_WRITTEN TASK_:
Reproduce each line that includes the word "icon".

_DATA_:

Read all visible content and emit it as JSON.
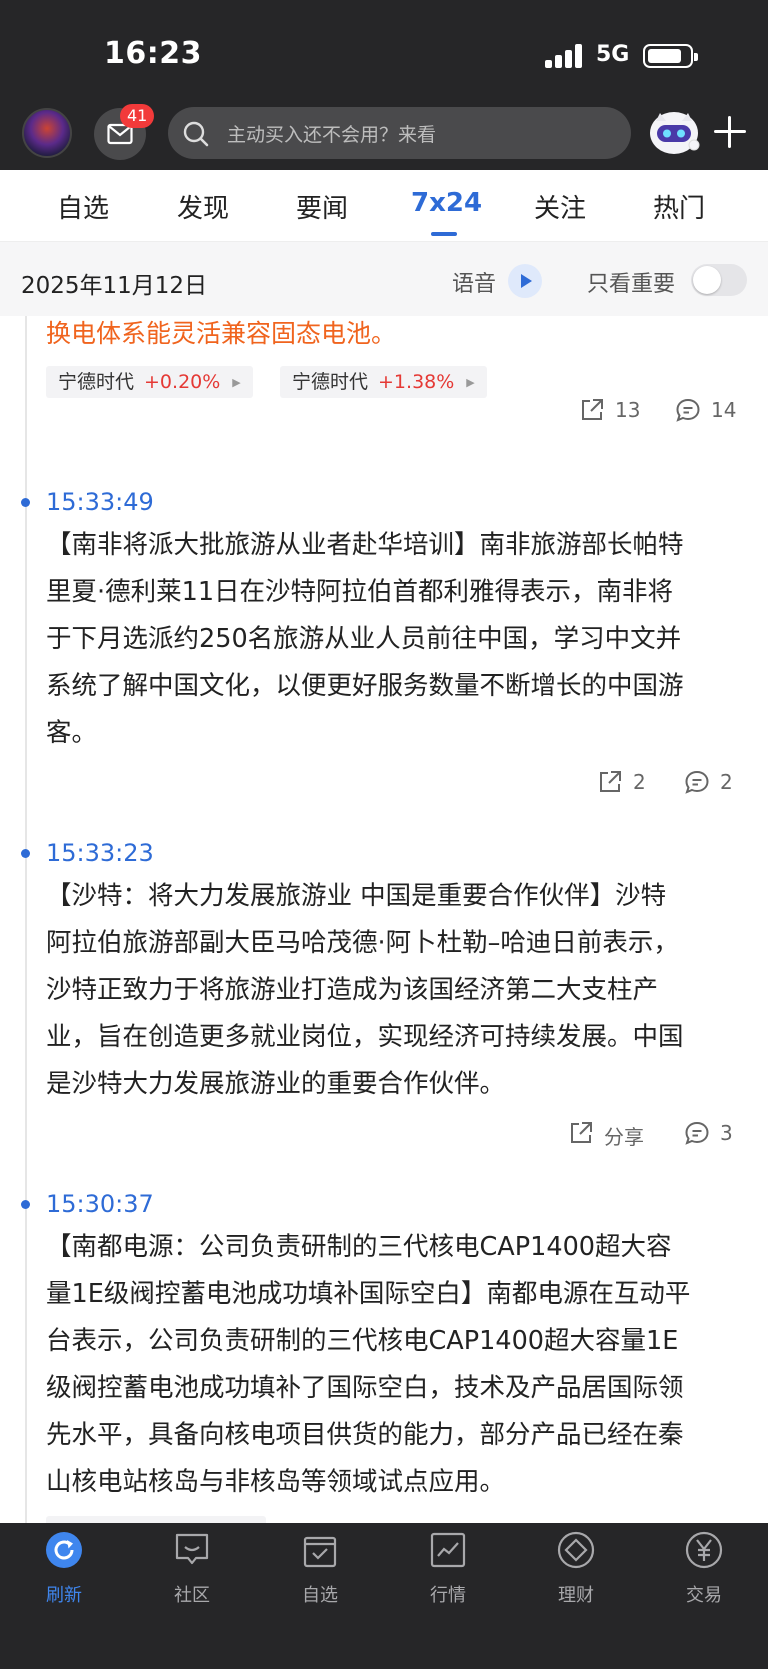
{
  "status_bar": {
    "time": "16:23",
    "network": "5G"
  },
  "header": {
    "mail_badge": "41",
    "search_placeholder": "主动买入还不会用？来看"
  },
  "tabs": [
    {
      "label": "自选"
    },
    {
      "label": "发现"
    },
    {
      "label": "要闻"
    },
    {
      "label": "7x24",
      "active": true
    },
    {
      "label": "关注"
    },
    {
      "label": "热门"
    }
  ],
  "date_bar": {
    "date": "2025年11月12日",
    "voice_label": "语音",
    "important_only_label": "只看重要",
    "important_only_on": false
  },
  "feed": {
    "partial_item": {
      "body_tail": "换电体系能灵活兼容固态电池。",
      "stocks": [
        {
          "name": "宁德时代",
          "change": "+0.20%"
        },
        {
          "name": "宁德时代",
          "change": "+1.38%"
        }
      ],
      "share_count": "13",
      "comment_count": "14"
    },
    "items": [
      {
        "time": "15:33:49",
        "lines": [
          "【南非将派大批旅游从业者赴华培训】南非旅游部长帕特",
          "里夏·德利莱11日在沙特阿拉伯首都利雅得表示，南非将",
          "于下月选派约250名旅游从业人员前往中国，学习中文并",
          "系统了解中国文化，以便更好服务数量不断增长的中国游",
          "客。"
        ],
        "share": "2",
        "comments": "2"
      },
      {
        "time": "15:33:23",
        "lines": [
          "【沙特：将大力发展旅游业 中国是重要合作伙伴】沙特",
          "阿拉伯旅游部副大臣马哈茂德·阿卜杜勒–哈迪日前表示，",
          "沙特正致力于将旅游业打造成为该国经济第二大支柱产",
          "业，旨在创造更多就业岗位，实现经济可持续发展。中国",
          "是沙特大力发展旅游业的重要合作伙伴。"
        ],
        "share": "分享",
        "comments": "3"
      },
      {
        "time": "15:30:37",
        "lines": [
          "【南都电源：公司负责研制的三代核电CAP1400超大容",
          "量1E级阀控蓄电池成功填补国际空白】南都电源在互动平",
          "台表示，公司负责研制的三代核电CAP1400超大容量1E",
          "级阀控蓄电池成功填补了国际空白，技术及产品居国际领",
          "先水平，具备向核电项目供货的能力，部分产品已经在秦",
          "山核电站核岛与非核岛等领域试点应用。"
        ]
      }
    ]
  },
  "bottom_nav": [
    {
      "label": "刷新",
      "icon": "refresh-icon",
      "active": true
    },
    {
      "label": "社区",
      "icon": "community-icon"
    },
    {
      "label": "自选",
      "icon": "watchlist-icon"
    },
    {
      "label": "行情",
      "icon": "market-chart-icon"
    },
    {
      "label": "理财",
      "icon": "wealth-icon"
    },
    {
      "label": "交易",
      "icon": "yen-icon"
    }
  ],
  "colors": {
    "accent_blue": "#2e6bd6",
    "up_red": "#e53935",
    "highlight_orange": "#f0641e",
    "header_bg": "#262628"
  }
}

_REPLY TO THE EXERCISE_:
      "icon": "refresh-icon",
      "icon": "community-icon"
      "icon": "watchlist-icon"
      "icon": "market-chart-icon"
      "icon": "wealth-icon"
      "icon": "yen-icon"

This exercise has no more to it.